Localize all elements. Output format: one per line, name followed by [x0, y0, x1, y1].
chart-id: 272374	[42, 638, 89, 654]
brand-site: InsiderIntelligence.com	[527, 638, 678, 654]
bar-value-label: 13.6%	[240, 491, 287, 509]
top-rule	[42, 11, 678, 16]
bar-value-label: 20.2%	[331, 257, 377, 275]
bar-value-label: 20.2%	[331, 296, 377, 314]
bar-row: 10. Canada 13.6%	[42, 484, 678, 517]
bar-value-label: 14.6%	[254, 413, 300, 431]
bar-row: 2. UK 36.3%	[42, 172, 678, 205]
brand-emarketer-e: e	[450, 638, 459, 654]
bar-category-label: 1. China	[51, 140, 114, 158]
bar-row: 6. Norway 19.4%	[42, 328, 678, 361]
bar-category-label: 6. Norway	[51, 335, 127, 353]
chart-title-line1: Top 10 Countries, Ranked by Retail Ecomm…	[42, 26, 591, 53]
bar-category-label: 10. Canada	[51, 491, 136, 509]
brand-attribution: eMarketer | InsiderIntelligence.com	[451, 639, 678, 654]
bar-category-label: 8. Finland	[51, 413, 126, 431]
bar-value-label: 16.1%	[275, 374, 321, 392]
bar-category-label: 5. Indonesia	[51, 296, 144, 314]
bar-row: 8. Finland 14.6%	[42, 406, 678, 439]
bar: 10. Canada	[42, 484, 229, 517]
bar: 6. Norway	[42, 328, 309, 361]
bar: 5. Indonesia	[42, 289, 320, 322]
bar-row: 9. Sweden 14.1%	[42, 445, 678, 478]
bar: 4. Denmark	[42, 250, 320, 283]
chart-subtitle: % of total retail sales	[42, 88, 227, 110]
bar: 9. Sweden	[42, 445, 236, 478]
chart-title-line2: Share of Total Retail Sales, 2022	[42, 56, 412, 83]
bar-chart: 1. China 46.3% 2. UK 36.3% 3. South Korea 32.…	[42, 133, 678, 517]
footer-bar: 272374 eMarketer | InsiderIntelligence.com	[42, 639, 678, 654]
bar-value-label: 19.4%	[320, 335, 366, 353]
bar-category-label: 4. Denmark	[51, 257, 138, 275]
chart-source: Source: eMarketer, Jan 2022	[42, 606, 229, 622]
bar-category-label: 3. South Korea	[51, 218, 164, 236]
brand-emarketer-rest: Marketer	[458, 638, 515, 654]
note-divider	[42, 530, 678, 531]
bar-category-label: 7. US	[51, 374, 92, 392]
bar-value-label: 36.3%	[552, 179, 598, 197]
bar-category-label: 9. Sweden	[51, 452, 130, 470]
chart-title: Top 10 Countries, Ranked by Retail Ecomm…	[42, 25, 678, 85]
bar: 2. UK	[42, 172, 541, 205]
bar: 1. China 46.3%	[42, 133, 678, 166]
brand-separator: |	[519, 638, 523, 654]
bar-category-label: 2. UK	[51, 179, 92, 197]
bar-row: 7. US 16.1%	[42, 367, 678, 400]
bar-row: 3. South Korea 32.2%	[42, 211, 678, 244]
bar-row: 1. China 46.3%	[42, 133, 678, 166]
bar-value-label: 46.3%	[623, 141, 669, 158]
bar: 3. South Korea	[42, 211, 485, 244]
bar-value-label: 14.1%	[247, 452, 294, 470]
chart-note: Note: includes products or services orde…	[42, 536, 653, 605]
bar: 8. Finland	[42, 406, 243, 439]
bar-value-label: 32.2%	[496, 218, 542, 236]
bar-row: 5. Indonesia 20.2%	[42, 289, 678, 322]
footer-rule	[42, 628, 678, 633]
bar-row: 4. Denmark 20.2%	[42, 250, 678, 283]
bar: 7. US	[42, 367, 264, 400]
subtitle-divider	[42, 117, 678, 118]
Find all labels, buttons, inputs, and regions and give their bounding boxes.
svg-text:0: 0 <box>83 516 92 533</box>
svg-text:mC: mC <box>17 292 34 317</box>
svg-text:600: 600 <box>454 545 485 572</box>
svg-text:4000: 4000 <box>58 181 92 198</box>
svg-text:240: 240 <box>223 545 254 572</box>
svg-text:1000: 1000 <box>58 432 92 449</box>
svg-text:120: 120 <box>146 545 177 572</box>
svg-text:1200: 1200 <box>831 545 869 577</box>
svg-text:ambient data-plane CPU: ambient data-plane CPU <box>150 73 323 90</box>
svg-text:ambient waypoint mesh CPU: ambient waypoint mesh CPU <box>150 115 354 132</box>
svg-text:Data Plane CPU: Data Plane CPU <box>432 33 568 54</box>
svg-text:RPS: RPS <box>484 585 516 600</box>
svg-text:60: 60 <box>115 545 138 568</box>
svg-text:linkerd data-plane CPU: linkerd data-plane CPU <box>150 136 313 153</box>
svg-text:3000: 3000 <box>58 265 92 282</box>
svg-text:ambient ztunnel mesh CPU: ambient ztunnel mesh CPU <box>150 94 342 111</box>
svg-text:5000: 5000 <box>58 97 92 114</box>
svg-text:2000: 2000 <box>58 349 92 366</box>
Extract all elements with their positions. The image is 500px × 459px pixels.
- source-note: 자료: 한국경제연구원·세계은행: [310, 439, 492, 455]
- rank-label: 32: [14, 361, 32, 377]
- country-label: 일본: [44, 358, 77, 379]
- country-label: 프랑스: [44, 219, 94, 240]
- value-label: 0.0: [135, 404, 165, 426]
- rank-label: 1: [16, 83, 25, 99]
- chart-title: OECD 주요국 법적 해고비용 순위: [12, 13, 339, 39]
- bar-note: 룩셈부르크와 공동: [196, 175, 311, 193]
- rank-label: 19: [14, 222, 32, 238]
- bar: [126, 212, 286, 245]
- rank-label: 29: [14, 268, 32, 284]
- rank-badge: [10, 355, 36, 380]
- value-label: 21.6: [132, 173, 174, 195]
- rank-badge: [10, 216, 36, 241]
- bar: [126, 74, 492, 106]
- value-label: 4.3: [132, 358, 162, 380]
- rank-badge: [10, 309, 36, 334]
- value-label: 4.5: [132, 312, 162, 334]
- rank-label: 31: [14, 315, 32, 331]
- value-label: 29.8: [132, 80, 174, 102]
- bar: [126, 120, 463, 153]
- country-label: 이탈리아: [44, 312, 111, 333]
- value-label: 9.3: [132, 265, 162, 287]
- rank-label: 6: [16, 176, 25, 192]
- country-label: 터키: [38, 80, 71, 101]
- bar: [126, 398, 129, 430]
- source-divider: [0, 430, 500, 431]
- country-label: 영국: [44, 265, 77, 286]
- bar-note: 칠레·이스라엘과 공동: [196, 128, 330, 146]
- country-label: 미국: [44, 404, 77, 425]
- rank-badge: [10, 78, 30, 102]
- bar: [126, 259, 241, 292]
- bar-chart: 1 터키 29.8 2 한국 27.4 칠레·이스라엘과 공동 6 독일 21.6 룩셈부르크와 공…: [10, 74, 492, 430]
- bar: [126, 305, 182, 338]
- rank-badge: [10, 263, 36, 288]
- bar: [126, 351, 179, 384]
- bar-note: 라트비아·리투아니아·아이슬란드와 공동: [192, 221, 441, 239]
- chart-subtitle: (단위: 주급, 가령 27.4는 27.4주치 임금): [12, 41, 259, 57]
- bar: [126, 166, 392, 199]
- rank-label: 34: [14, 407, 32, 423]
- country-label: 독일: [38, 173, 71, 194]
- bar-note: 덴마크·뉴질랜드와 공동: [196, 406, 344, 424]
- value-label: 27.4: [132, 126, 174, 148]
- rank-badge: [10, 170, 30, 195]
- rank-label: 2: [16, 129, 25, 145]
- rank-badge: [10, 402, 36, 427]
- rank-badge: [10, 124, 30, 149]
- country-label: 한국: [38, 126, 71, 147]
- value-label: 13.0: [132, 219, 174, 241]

• • • • • • •

### [Directions for this task]
Convert the lines above into a JSON list of strings, with one string for each line and no entries for blank lines.

### [Reply]
[
  "Localize all elements. Output format: one per line, name followed by [x0, y0, x1, y1].",
  "chart-id: 272374\t[42, 638, 89, 654]",
  "brand-site: InsiderIntelligence.com\t[527, 638, 678, 654]",
  "bar-value-label: 13.6%\t[240, 491, 287, 509]",
  "top-rule\t[42, 11, 678, 16]",
  "bar-value-label: 20.2%\t[331, 257, 377, 275]",
  "bar-value-label: 20.2%\t[331, 296, 377, 314]",
  "bar-row: 10. Canada 13.6%\t[42, 484, 678, 517]",
  "bar-value-label: 14.6%\t[254, 413, 300, 431]",
  "bar-row: 2. UK 36.3%\t[42, 172, 678, 205]",
  "brand-emarketer-e: e\t[450, 638, 459, 654]",
  "bar-category-label: 1. China\t[51, 140, 114, 158]",
  "bar-row: 6. Norway 19.4%\t[42, 328, 678, 361]",
  "bar-category-label: 6. Norway\t[51, 335, 127, 353]",
  "chart-title-line1: Top 10 Countries, Ranked by Retail Ecomm…\t[42, 26, 591, 53]",
  "bar-category-label: 10. Canada\t[51, 491, 136, 509]",
  "brand-attribution: eMarketer | InsiderIntelligence.com\t[451, 639, 678, 654]",
  "bar-category-label: 8. Finland\t[51, 413, 126, 431]",
  "bar-value-label: 16.1%\t[275, 374, 321, 392]",
  "bar-category-label: 5. Indonesia\t[51, 296, 144, 314]",
  "bar-row: 8. Finland 14.6%\t[42, 406, 678, 439]",
  "bar: 10. Canada\t[42, 484, 229, 517]",
  "bar: 6. Norway\t[42, 328, 309, 361]",
  "bar: 5. Indonesia\t[42, 289, 320, 322]",
  "bar-row: 9. Sweden 14.1%\t[42, 445, 678, 478]",
  "bar: 4. Denmark\t[42, 250, 320, 283]",
  "chart-subtitle: % of total retail sales\t[42, 88, 227, 110]",
  "bar: 9. Sweden\t[42, 445, 236, 478]",
  "chart-title-line2: Share of Total Retail Sales, 2022\t[42, 56, 412, 83]",
  "bar-chart: 1. China 46.3% 2. UK 36.3% 3. South Korea 32.…\t[42, 133, 678, 517]",
  "footer-bar: 272374 eMarketer | InsiderIntelligence.com\t[42, 639, 678, 654]",
  "bar-value-label: 19.4%\t[320, 335, 366, 353]",
  "bar-category-label: 4. Denmark\t[51, 257, 138, 275]",
  "chart-source: Source: eMarketer, Jan 2022\t[42, 606, 229, 622]",
  "bar-category-label: 3. South Korea\t[51, 218, 164, 236]",
  "brand-emarketer-rest: Marketer\t[458, 638, 515, 654]",
  "note-divider\t[42, 530, 678, 531]",
  "bar-category-label: 7. US\t[51, 374, 92, 392]",
  "bar-value-label: 36.3%\t[552, 179, 598, 197]",
  "bar-category-label: 9. Sweden\t[51, 452, 130, 470]",
  "chart-title: Top 10 Countries, Ranked by Retail Ecomm…\t[42, 25, 678, 85]",
  "bar: 2. UK\t[42, 172, 541, 205]",
  "bar: 1. China 46.3%\t[42, 133, 678, 166]",
  "brand-separator: |\t[519, 638, 523, 654]",
  "bar-category-label: 2. UK\t[51, 179, 92, 197]",
  "bar-row: 7. US 16.1%\t[42, 367, 678, 400]",
  "bar-row: 3. South Korea 32.2%\t[42, 211, 678, 244]",
  "bar-row: 1. China 46.3%\t[42, 133, 678, 166]",
  "bar-value-label: 46.3%\t[623, 141, 669, 158]",
  "bar: 3. South Korea\t[42, 211, 485, 244]",
  "bar-value-label: 14.1%\t[247, 452, 294, 470]",
  "chart-note: Note: includes products or services orde…\t[42, 536, 653, 605]",
  "bar: 8. Finland\t[42, 406, 243, 439]",
  "bar-value-label: 32.2%\t[496, 218, 542, 236]",
  "bar-row: 5. Indonesia 20.2%\t[42, 289, 678, 322]",
  "footer-rule\t[42, 628, 678, 633]",
  "bar-row: 4. Denmark 20.2%\t[42, 250, 678, 283]",
  "bar: 7. US\t[42, 367, 264, 400]",
  "subtitle-divider\t[42, 117, 678, 118]",
  "Find all labels, buttons, inputs, and regions and give their bounding boxes.",
  "svg-text:0: 0 <box>83 516 92 533</box>",
  "svg-text:mC: mC <box>17 292 34 317</box>",
  "svg-text:600: 600 <box>454 545 485 572</box>",
  "svg-text:4000: 4000 <box>58 181 92 198</box>",
  "svg-text:240: 240 <box>223 545 254 572</box>",
  "svg-text:1000: 1000 <box>58 432 92 449</box>",
  "svg-text:120: 120 <box>146 545 177 572</box>",
  "svg-text:1200: 1200 <box>831 545 869 577</box>",
  "svg-text:ambient data-plane CPU: ambient data-plane CPU <box>150 73 323 90</box>",
  "svg-text:ambient waypoint mesh CPU: ambient waypoint mesh CPU <box>150 115 354 132</box>",
  "svg-text:Data Plane CPU: Data Plane CPU <box>432 33 568 54</box>",
  "svg-text:RPS: RPS <box>484 585 516 600</box>",
  "svg-text:60: 60 <box>115 545 138 568</box>",
  "svg-text:linkerd data-plane CPU: linkerd data-plane CPU <box>150 136 313 153</box>",
  "svg-text:3000: 3000 <box>58 265 92 282</box>",
  "svg-text:ambient ztunnel mesh CPU: ambient ztunnel mesh CPU <box>150 94 342 111</box>",
  "svg-text:5000: 5000 <box>58 97 92 114</box>",
  "svg-text:2000: 2000 <box>58 349 92 366</box>",
  "Extract all elements with their positions. The image is 500px × 459px pixels.",
  "- source-note: 자료: 한국경제연구원·세계은행: [310, 439, 492, 455]",
  "- rank-label: 32: [14, 361, 32, 377]",
  "- country-label: 일본: [44, 358, 77, 379]",
  "- country-label: 프랑스: [44, 219, 94, 240]",
  "- value-label: 0.0: [135, 404, 165, 426]",
  "- rank-label: 1: [16, 83, 25, 99]",
  "- chart-title: OECD 주요국 법적 해고비용 순위: [12, 13, 339, 39]",
  "- bar-note: 룩셈부르크와 공동: [196, 175, 311, 193]",
  "- rank-label: 19: [14, 222, 32, 238]",
  "- bar: [126, 212, 286, 245]",
  "- rank-label: 29: [14, 268, 32, 284]",
  "- rank-badge: [10, 355, 36, 380]",
  "- value-label: 21.6: [132, 173, 174, 195]",
  "- rank-badge: [10, 216, 36, 241]",
  "- bar: [126, 74, 492, 106]",
  "- value-label: 4.3: [132, 358, 162, 380]",
  "- rank-badge: [10, 309, 36, 334]",
  "- value-label: 4.5: [132, 312, 162, 334]",
  "- rank-label: 31: [14, 315, 32, 331]",
  "- value-label: 29.8: [132, 80, 174, 102]",
  "- bar: [126, 120, 463, 153]",
  "- country-label: 이탈리아: [44, 312, 111, 333]",
  "- value-label: 9.3: [132, 265, 162, 287]",
  "- rank-label: 6: [16, 176, 25, 192]",
  "- country-label: 터키: [38, 80, 71, 101]",
  "- bar: [126, 398, 129, 430]",
  "- source-divider: [0, 430, 500, 431]",
  "- country-label: 영국: [44, 265, 77, 286]",
  "- bar-note: 칠레·이스라엘과 공동: [196, 128, 330, 146]",
  "- country-label: 미국: [44, 404, 77, 425]",
  "- rank-badge: [10, 78, 30, 102]",
  "- bar: [126, 259, 241, 292]",
  "- bar-chart: 1 터키 29.8 2 한국 27.4 칠레·이스라엘과 공동 6 독일 21.6 룩셈부르크와 공…: [10, 74, 492, 430]",
  "- bar: [126, 305, 182, 338]",
  "- rank-badge: [10, 263, 36, 288]",
  "- bar: [126, 351, 179, 384]",
  "- bar-note: 라트비아·리투아니아·아이슬란드와 공동: [192, 221, 441, 239]",
  "- chart-subtitle: (단위: 주급, 가령 27.4는 27.4주치 임금): [12, 41, 259, 57]",
  "- bar: [126, 166, 392, 199]",
  "- rank-label: 34: [14, 407, 32, 423]",
  "- country-label: 독일: [38, 173, 71, 194]",
  "- bar-note: 덴마크·뉴질랜드와 공동: [196, 406, 344, 424]",
  "- value-label: 27.4: [132, 126, 174, 148]",
  "- rank-badge: [10, 170, 30, 195]",
  "- rank-label: 2: [16, 129, 25, 145]",
  "- rank-badge: [10, 402, 36, 427]",
  "- rank-badge: [10, 124, 30, 149]",
  "- country-label: 한국: [38, 126, 71, 147]",
  "- value-label: 13.0: [132, 219, 174, 241]"
]